REQUIREMENT –
Look through the entries and report how many lines include the word "Петербурга". Give the number alone.

------------------------------------------------

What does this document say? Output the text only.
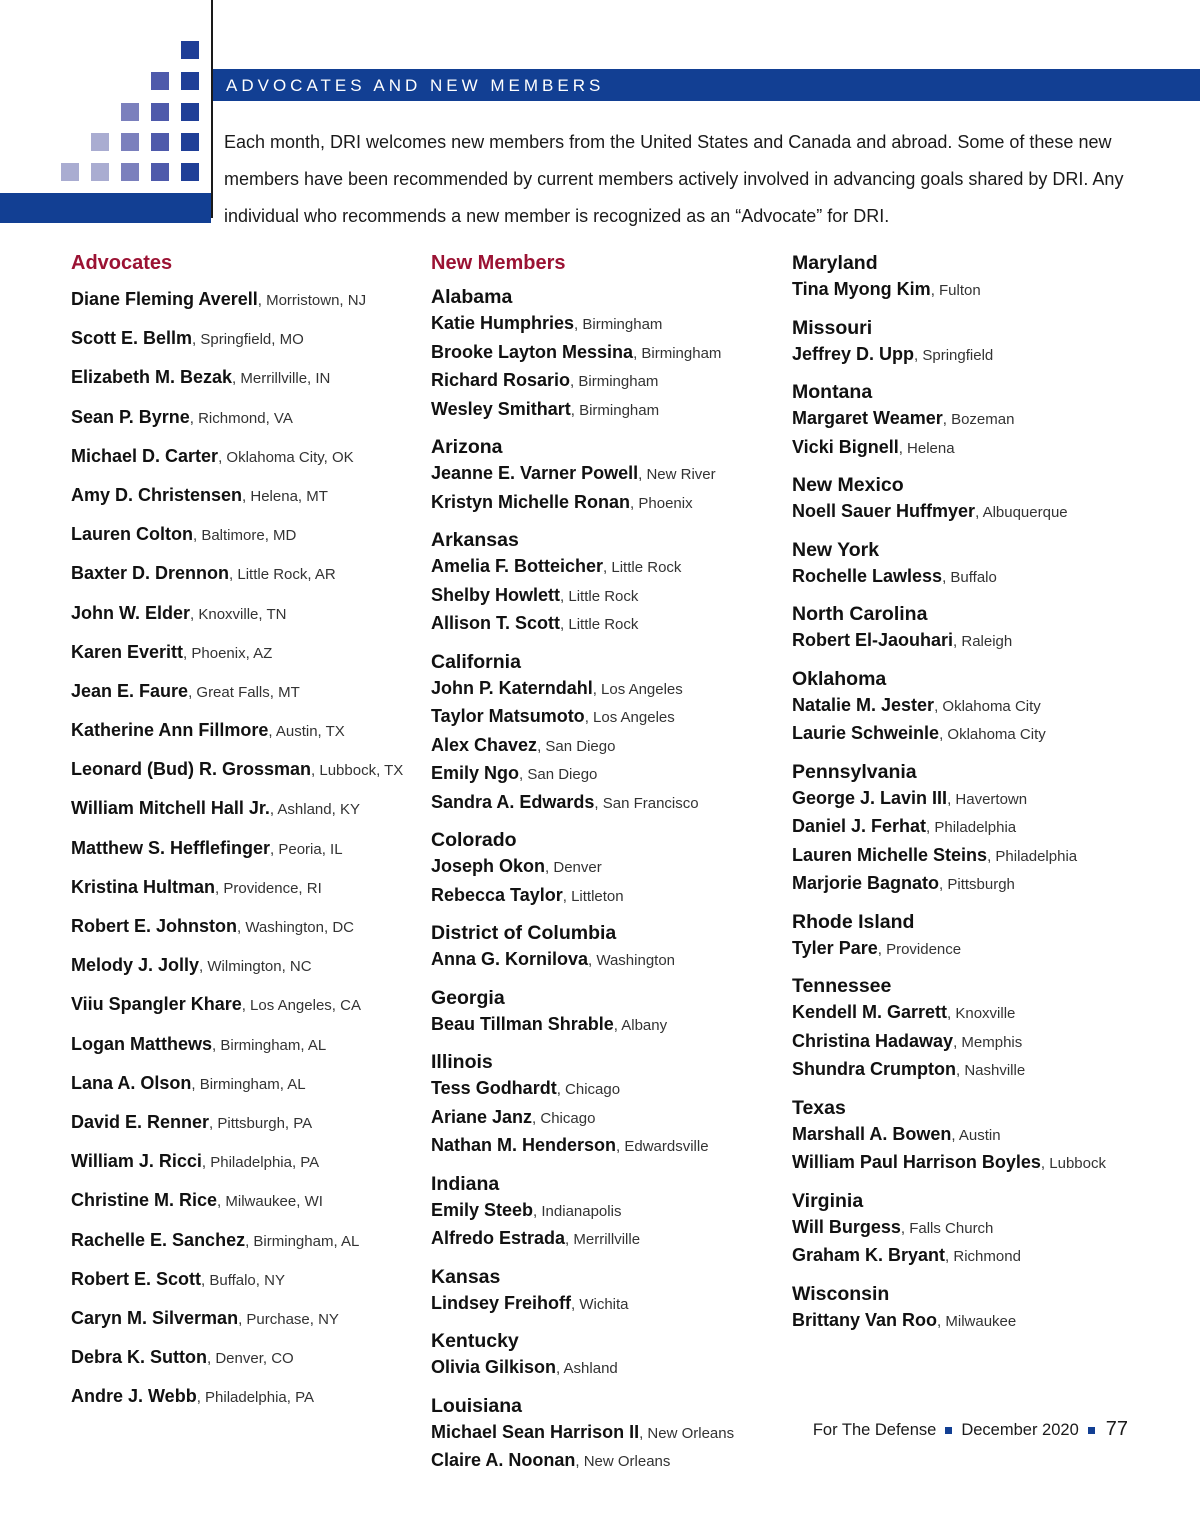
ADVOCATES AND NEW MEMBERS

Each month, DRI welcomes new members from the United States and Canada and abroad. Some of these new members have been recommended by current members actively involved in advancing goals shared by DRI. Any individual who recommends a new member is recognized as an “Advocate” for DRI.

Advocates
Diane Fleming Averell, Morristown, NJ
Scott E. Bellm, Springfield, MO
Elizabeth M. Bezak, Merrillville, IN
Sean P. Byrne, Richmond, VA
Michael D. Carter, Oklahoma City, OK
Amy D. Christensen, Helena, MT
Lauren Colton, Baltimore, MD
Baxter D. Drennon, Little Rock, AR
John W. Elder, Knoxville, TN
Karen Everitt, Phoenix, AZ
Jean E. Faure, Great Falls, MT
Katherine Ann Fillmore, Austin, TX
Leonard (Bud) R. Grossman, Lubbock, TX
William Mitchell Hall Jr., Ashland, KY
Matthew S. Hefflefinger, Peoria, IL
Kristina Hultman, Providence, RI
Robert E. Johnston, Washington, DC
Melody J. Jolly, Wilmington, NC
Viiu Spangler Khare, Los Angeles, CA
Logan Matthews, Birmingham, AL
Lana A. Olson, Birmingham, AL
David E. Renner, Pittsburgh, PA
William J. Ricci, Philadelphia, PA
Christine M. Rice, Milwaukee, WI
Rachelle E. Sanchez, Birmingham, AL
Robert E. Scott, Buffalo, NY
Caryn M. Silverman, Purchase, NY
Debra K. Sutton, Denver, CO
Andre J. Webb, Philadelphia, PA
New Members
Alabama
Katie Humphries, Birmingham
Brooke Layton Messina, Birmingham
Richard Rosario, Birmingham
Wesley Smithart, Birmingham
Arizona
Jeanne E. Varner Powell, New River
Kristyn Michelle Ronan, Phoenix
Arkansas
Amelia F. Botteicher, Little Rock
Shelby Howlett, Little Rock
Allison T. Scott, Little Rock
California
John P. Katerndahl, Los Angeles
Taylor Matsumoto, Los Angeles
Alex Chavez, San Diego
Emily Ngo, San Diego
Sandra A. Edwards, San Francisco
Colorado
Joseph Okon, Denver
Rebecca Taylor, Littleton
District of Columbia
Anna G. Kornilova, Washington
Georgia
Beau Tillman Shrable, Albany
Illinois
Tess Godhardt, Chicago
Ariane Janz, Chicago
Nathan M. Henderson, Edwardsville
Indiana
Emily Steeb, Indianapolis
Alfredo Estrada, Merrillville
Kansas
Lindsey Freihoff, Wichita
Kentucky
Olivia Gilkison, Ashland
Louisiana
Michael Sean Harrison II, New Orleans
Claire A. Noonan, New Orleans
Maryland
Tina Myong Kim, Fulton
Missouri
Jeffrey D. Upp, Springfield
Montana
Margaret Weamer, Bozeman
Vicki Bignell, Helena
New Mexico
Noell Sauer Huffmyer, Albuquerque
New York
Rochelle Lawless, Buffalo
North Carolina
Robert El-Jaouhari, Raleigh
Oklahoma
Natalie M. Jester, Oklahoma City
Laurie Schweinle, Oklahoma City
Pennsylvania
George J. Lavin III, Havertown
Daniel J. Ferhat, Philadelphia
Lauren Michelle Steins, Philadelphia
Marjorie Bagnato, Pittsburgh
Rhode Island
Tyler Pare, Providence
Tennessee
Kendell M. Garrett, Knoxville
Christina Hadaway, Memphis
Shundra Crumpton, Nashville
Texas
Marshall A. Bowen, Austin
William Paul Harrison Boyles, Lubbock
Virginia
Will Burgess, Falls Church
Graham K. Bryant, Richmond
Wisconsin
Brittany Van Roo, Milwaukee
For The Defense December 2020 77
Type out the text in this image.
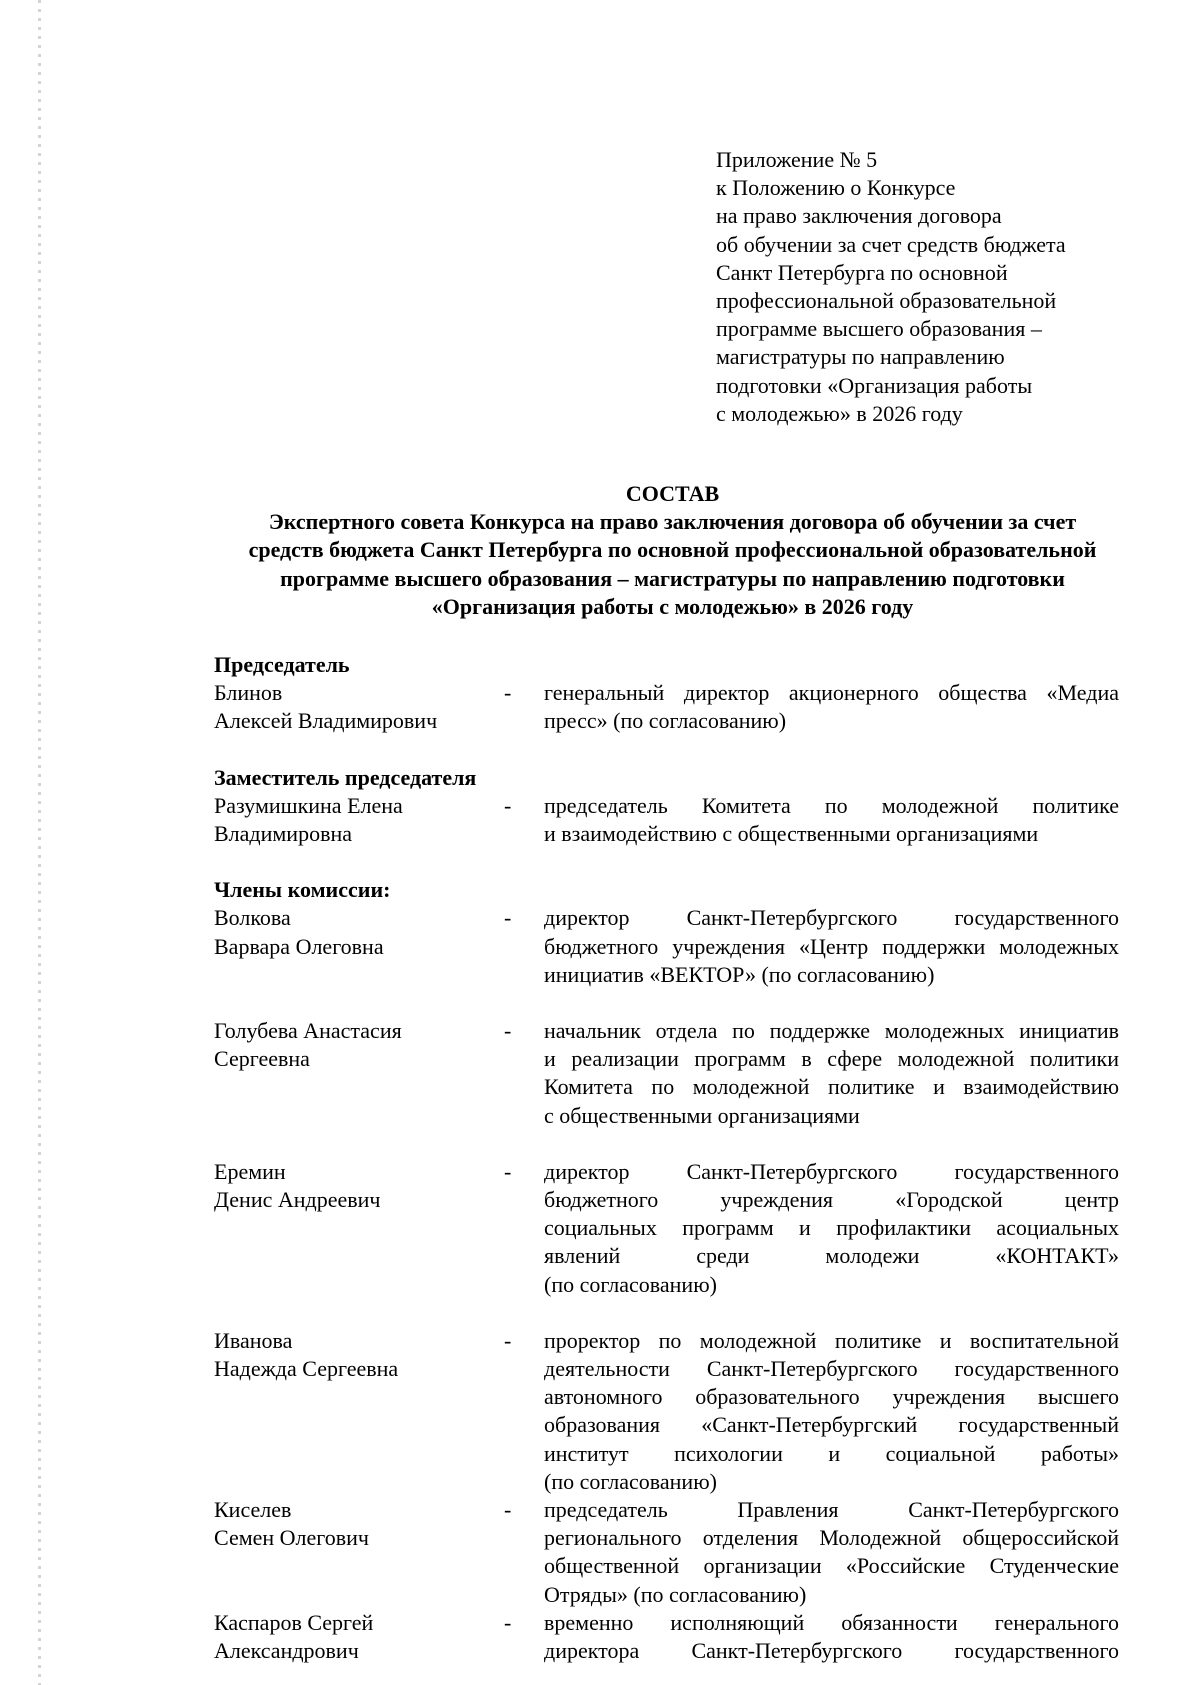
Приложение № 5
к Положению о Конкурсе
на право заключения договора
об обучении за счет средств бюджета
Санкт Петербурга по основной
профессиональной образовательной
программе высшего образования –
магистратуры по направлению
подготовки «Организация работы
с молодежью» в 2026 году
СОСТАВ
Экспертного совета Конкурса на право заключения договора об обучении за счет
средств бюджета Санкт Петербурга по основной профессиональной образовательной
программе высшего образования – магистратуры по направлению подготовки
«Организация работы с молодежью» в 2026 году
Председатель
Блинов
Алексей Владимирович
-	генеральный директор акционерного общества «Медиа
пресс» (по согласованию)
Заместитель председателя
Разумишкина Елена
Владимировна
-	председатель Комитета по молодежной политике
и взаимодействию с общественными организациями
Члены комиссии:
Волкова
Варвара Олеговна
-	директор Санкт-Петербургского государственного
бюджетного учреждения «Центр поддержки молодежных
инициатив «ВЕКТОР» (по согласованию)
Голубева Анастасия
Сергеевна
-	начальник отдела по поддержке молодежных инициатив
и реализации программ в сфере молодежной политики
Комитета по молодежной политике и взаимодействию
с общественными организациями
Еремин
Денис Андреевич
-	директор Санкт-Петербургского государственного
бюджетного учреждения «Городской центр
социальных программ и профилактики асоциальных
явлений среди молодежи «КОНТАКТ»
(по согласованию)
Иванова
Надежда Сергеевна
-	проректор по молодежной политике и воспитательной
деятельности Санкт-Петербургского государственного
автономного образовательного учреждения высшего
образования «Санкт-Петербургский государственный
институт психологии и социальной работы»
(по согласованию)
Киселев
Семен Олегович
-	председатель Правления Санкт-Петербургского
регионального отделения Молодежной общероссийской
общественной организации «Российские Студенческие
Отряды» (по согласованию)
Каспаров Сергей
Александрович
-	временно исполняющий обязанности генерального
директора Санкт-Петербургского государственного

------------------------------------------------

SOLUTION TO THIS EXERCISE –
2